■ The task:
Write the data out again exactly, dropping any images it holds.

■ Stored data:

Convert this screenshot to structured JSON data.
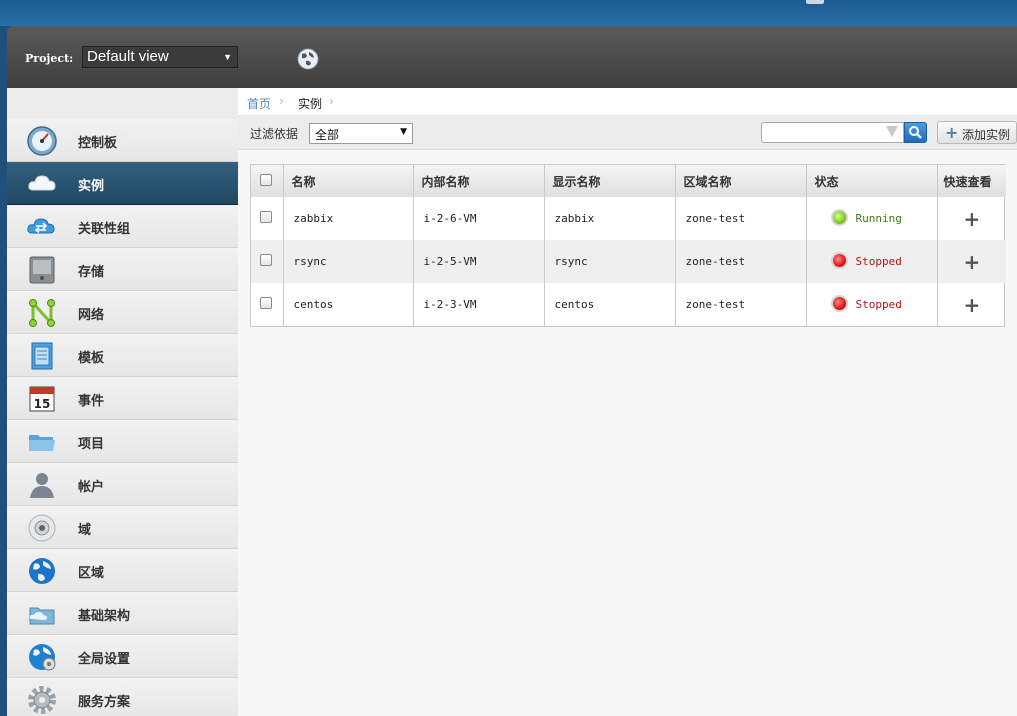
{
  "header": {
    "project_label": "Project:",
    "project_value": "Default view"
  },
  "sidebar": {
    "items": [
      {
        "label": "控制板",
        "icon": "dashboard-icon"
      },
      {
        "label": "实例",
        "icon": "cloud-icon",
        "active": true
      },
      {
        "label": "关联性组",
        "icon": "affinity-group-icon"
      },
      {
        "label": "存储",
        "icon": "storage-icon"
      },
      {
        "label": "网络",
        "icon": "network-icon"
      },
      {
        "label": "模板",
        "icon": "template-icon"
      },
      {
        "label": "事件",
        "icon": "calendar-icon"
      },
      {
        "label": "项目",
        "icon": "folder-icon"
      },
      {
        "label": "帐户",
        "icon": "user-icon"
      },
      {
        "label": "域",
        "icon": "domain-icon"
      },
      {
        "label": "区域",
        "icon": "globe-icon"
      },
      {
        "label": "基础架构",
        "icon": "infrastructure-icon"
      },
      {
        "label": "全局设置",
        "icon": "global-settings-icon"
      },
      {
        "label": "服务方案",
        "icon": "gear-icon"
      }
    ]
  },
  "breadcrumb": {
    "home": "首页",
    "current": "实例",
    "sep": "›"
  },
  "filter": {
    "label": "过滤依据",
    "value": "全部",
    "search_placeholder": "",
    "add_label": "添加实例"
  },
  "table": {
    "headers": [
      "名称",
      "内部名称",
      "显示名称",
      "区域名称",
      "状态",
      "快速查看"
    ],
    "rows": [
      {
        "name": "zabbix",
        "internal": "i-2-6-VM",
        "display": "zabbix",
        "zone": "zone-test",
        "state": "Running",
        "quickview": "+"
      },
      {
        "name": "rsync",
        "internal": "i-2-5-VM",
        "display": "rsync",
        "zone": "zone-test",
        "state": "Stopped",
        "quickview": "+"
      },
      {
        "name": "centos",
        "internal": "i-2-3-VM",
        "display": "centos",
        "zone": "zone-test",
        "state": "Stopped",
        "quickview": "+"
      }
    ]
  },
  "colors": {
    "sidebar_active": "#2b5571",
    "running": "#78c81e",
    "stopped": "#e01010",
    "link": "#5a8bb3"
  }
}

■ The response:
Convert this screenshot to structured JSON data.
{
  "header": {
    "project_label": "Project:",
    "project_value": "Default view"
  },
  "sidebar": {
    "items": [
      {
        "label": "控制板",
        "icon": "dashboard-icon"
      },
      {
        "label": "实例",
        "icon": "cloud-icon",
        "active": true
      },
      {
        "label": "关联性组",
        "icon": "affinity-group-icon"
      },
      {
        "label": "存储",
        "icon": "storage-icon"
      },
      {
        "label": "网络",
        "icon": "network-icon"
      },
      {
        "label": "模板",
        "icon": "template-icon"
      },
      {
        "label": "事件",
        "icon": "calendar-icon"
      },
      {
        "label": "项目",
        "icon": "folder-icon"
      },
      {
        "label": "帐户",
        "icon": "user-icon"
      },
      {
        "label": "域",
        "icon": "domain-icon"
      },
      {
        "label": "区域",
        "icon": "globe-icon"
      },
      {
        "label": "基础架构",
        "icon": "infrastructure-icon"
      },
      {
        "label": "全局设置",
        "icon": "global-settings-icon"
      },
      {
        "label": "服务方案",
        "icon": "gear-icon"
      }
    ]
  },
  "breadcrumb": {
    "home": "首页",
    "current": "实例",
    "sep": "›"
  },
  "filter": {
    "label": "过滤依据",
    "value": "全部",
    "search_placeholder": "",
    "add_label": "添加实例"
  },
  "table": {
    "headers": [
      "名称",
      "内部名称",
      "显示名称",
      "区域名称",
      "状态",
      "快速查看"
    ],
    "rows": [
      {
        "name": "zabbix",
        "internal": "i-2-6-VM",
        "display": "zabbix",
        "zone": "zone-test",
        "state": "Running",
        "quickview": "+"
      },
      {
        "name": "rsync",
        "internal": "i-2-5-VM",
        "display": "rsync",
        "zone": "zone-test",
        "state": "Stopped",
        "quickview": "+"
      },
      {
        "name": "centos",
        "internal": "i-2-3-VM",
        "display": "centos",
        "zone": "zone-test",
        "state": "Stopped",
        "quickview": "+"
      }
    ]
  },
  "colors": {
    "sidebar_active": "#2b5571",
    "running": "#78c81e",
    "stopped": "#e01010",
    "link": "#5a8bb3"
  }
}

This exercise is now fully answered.